Rows from a dataset:
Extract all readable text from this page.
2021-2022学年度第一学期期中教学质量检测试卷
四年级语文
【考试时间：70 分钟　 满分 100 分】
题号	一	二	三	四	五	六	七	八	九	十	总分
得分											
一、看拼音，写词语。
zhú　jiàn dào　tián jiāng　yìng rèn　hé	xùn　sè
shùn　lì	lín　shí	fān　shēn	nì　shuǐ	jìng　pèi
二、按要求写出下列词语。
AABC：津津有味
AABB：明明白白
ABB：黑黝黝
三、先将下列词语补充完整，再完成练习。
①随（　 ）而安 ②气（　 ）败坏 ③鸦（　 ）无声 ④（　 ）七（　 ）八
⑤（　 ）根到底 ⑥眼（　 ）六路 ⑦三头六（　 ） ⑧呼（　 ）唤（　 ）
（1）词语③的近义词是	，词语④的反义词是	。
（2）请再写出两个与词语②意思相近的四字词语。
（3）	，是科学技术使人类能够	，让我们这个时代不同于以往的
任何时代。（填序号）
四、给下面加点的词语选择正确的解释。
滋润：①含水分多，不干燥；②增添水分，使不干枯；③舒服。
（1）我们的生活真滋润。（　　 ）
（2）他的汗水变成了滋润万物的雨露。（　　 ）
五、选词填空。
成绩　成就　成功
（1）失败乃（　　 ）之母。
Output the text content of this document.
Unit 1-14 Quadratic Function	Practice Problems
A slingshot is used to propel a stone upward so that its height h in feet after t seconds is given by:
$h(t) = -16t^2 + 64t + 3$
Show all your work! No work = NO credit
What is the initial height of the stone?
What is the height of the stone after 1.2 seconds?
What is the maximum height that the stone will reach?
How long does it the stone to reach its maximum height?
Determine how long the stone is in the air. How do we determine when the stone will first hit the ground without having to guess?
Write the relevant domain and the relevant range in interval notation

Aim: Give every line of the material that includes the string "height".

Complete answer:
A slingshot is used to propel a stone upward so that its height h in feet after t seconds is given by:
What is the initial height of the stone?
What is the height of the stone after 1.2 seconds?
What is the maximum height that the stone will reach?
How long does it the stone to reach its maximum height?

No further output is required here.